YOUR OBJECTIVE:
Repeat the listing word for word. No pictures belong in the copy.

DATA FOR THIS TASK:
-------------------------

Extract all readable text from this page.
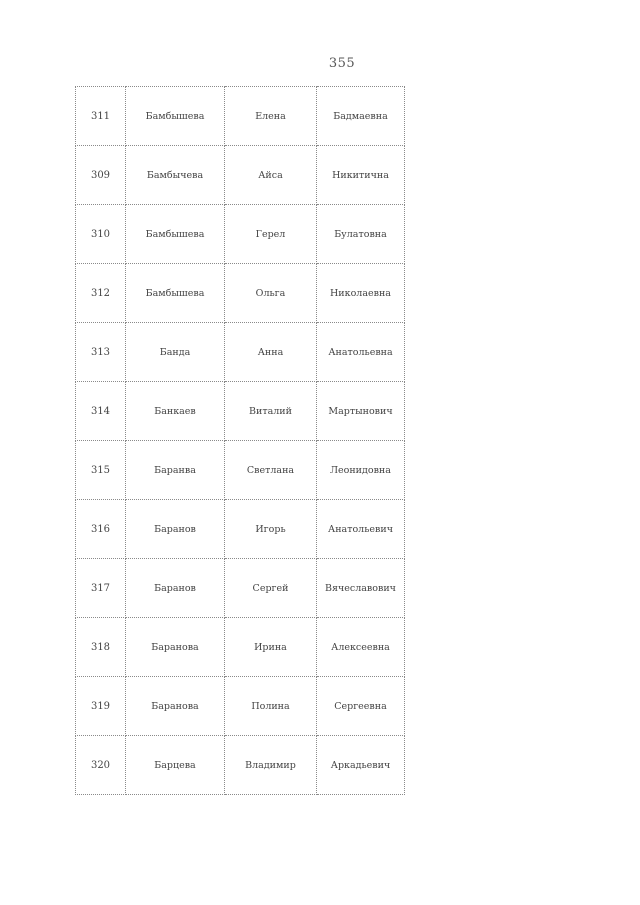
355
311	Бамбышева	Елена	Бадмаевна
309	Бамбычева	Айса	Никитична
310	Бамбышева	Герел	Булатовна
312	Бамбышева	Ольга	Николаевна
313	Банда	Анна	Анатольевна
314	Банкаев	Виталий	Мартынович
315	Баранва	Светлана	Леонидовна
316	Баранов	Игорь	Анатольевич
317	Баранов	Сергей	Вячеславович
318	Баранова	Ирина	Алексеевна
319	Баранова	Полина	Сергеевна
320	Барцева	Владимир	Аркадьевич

-------------------------

ANSWER TO THIS TASK:
Extract all readable text from this page.
355
311	Бамбышева	Елена	Бадмаевна
309	Бамбычева	Айса	Никитична
310	Бамбышева	Герел	Булатовна
312	Бамбышева	Ольга	Николаевна
313	Банда	Анна	Анатольевна
314	Банкаев	Виталий	Мартынович
315	Баранва	Светлана	Леонидовна
316	Баранов	Игорь	Анатольевич
317	Баранов	Сергей	Вячеславович
318	Баранова	Ирина	Алексеевна
319	Баранова	Полина	Сергеевна
320	Барцева	Владимир	Аркадьевич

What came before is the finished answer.